• [What to do]: Locate the lines where "merely" occurs and copy them as they stand.
+ + + +
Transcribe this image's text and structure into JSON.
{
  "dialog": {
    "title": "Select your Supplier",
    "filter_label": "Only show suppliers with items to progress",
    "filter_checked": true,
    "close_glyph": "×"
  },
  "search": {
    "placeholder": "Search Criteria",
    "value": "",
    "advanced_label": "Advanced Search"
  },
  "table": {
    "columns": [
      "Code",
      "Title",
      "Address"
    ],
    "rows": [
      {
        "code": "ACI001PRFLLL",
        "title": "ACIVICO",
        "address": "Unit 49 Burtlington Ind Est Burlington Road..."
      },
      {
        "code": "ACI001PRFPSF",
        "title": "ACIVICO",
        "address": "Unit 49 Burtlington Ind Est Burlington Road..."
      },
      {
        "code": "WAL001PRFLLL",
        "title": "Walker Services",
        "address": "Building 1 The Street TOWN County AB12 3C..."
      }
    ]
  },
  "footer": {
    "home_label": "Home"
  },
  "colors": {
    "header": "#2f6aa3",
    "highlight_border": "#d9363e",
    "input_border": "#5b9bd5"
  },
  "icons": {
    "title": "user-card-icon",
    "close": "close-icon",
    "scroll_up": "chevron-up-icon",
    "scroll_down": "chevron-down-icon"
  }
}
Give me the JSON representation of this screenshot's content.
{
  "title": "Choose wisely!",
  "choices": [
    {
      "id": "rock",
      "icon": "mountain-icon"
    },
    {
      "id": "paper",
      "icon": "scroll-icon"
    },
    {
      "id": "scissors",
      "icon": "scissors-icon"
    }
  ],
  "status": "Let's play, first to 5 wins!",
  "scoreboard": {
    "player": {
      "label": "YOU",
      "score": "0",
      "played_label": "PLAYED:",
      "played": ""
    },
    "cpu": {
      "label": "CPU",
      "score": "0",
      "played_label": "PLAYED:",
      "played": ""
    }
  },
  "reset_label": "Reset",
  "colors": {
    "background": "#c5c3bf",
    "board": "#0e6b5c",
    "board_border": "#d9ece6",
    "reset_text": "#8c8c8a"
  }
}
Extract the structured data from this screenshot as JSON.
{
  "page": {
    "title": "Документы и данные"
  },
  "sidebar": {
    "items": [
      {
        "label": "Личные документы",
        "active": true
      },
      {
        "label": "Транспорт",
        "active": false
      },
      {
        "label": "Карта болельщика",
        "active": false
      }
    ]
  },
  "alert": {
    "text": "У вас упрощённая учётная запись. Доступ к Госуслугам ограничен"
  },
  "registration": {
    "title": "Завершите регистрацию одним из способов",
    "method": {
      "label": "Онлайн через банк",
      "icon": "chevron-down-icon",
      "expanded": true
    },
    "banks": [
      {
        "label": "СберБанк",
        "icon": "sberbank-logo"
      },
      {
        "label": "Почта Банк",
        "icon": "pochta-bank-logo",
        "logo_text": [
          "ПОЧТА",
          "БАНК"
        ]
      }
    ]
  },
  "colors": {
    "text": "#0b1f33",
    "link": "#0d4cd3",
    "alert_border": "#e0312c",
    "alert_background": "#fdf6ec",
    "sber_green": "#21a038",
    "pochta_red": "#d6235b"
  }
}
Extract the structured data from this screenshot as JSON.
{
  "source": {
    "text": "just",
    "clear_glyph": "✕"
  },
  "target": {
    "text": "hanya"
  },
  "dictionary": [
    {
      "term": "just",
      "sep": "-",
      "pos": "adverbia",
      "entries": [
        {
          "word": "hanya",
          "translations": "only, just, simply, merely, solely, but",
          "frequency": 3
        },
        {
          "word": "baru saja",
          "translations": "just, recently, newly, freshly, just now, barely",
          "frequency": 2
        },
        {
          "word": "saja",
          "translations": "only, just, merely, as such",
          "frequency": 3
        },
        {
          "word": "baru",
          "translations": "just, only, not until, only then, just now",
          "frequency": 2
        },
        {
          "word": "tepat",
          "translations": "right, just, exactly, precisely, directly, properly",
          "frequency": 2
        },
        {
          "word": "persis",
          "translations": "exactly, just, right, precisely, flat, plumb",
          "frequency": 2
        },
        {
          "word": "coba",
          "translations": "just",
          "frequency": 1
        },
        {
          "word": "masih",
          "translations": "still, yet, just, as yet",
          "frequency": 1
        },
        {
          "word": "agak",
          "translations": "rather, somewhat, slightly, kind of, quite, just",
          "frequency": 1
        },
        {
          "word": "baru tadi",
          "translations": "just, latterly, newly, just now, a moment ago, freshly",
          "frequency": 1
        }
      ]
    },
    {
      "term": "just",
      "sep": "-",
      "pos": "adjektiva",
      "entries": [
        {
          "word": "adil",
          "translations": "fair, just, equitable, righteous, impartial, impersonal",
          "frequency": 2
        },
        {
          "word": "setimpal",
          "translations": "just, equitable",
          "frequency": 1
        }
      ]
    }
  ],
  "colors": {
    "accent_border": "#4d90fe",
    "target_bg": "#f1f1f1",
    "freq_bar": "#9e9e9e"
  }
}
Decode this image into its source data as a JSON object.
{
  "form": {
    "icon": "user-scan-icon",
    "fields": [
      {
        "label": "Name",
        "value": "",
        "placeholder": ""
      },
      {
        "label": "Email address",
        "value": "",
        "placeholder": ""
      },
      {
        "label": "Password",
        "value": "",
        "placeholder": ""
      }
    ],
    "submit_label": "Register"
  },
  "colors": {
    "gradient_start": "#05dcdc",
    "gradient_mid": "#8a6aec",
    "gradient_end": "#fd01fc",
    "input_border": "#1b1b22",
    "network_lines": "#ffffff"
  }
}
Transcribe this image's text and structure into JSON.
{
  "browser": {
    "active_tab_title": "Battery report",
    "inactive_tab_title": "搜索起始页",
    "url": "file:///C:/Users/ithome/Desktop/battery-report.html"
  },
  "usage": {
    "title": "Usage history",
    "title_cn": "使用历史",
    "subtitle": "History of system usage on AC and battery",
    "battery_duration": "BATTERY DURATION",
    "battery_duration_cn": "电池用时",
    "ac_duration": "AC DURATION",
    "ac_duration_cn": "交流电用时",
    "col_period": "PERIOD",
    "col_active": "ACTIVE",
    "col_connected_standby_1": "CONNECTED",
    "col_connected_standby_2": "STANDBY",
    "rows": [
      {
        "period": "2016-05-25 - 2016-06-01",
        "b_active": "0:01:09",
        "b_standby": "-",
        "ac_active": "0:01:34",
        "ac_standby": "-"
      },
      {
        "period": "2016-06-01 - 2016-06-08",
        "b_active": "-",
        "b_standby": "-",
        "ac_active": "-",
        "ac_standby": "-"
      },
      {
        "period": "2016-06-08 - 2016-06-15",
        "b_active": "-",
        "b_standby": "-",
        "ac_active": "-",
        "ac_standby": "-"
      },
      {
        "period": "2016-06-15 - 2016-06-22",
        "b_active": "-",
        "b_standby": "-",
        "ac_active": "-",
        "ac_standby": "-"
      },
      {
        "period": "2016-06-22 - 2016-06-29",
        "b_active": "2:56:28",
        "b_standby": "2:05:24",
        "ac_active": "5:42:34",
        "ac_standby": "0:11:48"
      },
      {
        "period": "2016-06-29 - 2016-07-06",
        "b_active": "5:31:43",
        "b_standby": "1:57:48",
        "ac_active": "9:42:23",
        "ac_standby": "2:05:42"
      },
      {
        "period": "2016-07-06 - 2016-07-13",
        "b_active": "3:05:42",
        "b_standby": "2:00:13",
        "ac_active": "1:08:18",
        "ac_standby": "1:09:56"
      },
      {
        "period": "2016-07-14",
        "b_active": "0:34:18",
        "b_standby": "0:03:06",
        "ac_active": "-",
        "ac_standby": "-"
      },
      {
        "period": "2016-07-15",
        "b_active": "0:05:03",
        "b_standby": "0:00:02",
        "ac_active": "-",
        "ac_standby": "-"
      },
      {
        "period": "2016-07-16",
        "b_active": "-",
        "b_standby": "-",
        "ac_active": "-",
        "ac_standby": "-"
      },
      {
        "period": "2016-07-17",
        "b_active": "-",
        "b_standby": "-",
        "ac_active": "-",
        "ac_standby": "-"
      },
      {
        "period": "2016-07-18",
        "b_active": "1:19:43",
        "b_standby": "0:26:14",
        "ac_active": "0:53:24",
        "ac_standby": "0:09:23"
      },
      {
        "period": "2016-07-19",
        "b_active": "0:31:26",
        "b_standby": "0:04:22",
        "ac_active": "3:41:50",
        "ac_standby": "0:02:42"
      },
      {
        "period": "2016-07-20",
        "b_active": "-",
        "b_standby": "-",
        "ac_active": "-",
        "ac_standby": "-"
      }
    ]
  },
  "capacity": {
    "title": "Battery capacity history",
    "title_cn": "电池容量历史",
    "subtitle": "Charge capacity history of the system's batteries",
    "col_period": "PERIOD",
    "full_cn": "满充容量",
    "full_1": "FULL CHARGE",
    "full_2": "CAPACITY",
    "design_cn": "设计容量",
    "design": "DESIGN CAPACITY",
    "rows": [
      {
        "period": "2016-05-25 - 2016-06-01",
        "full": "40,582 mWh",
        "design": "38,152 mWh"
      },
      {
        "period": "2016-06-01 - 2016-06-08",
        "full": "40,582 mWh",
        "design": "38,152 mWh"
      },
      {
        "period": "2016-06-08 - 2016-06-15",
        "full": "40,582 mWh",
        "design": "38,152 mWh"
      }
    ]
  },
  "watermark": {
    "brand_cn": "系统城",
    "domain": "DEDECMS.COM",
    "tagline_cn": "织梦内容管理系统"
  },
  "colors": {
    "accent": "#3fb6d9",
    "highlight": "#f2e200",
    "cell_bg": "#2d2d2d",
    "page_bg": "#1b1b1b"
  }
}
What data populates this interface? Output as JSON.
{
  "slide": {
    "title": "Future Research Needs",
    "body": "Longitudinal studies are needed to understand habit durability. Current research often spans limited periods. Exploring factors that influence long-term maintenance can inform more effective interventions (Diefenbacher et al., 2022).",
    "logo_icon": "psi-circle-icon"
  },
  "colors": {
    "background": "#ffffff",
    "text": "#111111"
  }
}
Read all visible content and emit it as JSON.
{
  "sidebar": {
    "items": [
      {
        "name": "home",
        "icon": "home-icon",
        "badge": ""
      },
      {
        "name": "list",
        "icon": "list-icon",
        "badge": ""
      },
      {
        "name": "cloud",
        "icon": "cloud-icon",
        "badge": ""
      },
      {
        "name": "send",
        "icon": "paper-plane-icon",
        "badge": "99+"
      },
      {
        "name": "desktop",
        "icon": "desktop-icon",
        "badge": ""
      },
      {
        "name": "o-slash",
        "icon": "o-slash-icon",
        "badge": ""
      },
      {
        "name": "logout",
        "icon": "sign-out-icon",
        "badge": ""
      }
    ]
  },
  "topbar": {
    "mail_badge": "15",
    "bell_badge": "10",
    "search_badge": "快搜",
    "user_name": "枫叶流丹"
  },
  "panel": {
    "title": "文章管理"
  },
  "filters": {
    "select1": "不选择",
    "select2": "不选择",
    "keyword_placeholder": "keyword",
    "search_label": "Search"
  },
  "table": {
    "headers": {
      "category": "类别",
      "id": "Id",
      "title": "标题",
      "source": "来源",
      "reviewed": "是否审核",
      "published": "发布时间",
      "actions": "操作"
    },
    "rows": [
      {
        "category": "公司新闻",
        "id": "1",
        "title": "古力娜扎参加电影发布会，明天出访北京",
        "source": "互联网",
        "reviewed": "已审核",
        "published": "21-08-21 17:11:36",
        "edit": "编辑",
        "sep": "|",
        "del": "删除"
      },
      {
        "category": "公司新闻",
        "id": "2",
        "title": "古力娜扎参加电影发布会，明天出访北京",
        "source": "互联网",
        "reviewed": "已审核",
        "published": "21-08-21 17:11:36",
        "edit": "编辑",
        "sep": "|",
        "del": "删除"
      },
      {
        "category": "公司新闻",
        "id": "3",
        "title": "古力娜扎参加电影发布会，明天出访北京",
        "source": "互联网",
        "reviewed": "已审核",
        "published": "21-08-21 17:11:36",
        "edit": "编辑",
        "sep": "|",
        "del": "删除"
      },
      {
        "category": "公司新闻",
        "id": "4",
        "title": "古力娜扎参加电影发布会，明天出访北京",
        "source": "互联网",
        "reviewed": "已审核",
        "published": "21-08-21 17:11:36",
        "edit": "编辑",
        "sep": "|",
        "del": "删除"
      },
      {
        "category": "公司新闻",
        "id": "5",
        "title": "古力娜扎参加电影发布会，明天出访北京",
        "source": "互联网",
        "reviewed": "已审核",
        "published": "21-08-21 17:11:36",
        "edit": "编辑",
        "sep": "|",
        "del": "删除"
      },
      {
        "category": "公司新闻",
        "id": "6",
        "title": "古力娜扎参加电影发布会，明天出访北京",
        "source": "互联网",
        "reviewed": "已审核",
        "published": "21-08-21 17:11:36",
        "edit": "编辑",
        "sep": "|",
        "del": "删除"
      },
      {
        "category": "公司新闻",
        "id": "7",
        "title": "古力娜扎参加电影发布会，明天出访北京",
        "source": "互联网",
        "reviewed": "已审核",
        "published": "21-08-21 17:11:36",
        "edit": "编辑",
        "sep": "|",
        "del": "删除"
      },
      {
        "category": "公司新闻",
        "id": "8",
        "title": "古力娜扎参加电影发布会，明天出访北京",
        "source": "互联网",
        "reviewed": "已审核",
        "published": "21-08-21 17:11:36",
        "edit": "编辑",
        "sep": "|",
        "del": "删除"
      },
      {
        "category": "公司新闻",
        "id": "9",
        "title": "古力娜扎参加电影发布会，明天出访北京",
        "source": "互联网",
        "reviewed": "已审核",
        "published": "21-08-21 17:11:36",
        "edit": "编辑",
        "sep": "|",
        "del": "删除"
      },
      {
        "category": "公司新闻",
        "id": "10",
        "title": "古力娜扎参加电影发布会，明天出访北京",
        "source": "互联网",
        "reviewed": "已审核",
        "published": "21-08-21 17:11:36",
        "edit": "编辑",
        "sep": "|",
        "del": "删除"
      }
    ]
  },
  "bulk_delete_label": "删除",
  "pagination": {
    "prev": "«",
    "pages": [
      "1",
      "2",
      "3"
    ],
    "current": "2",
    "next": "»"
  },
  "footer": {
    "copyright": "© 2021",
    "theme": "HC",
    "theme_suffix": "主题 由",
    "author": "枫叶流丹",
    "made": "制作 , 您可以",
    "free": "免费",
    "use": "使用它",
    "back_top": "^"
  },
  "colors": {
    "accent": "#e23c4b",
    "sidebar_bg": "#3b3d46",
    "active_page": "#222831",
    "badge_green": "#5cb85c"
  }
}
+ + + +
• [Result of the task]:
          "translations": "only, just, simply, merely, solely, but",
          "translations": "only, just, merely, as such",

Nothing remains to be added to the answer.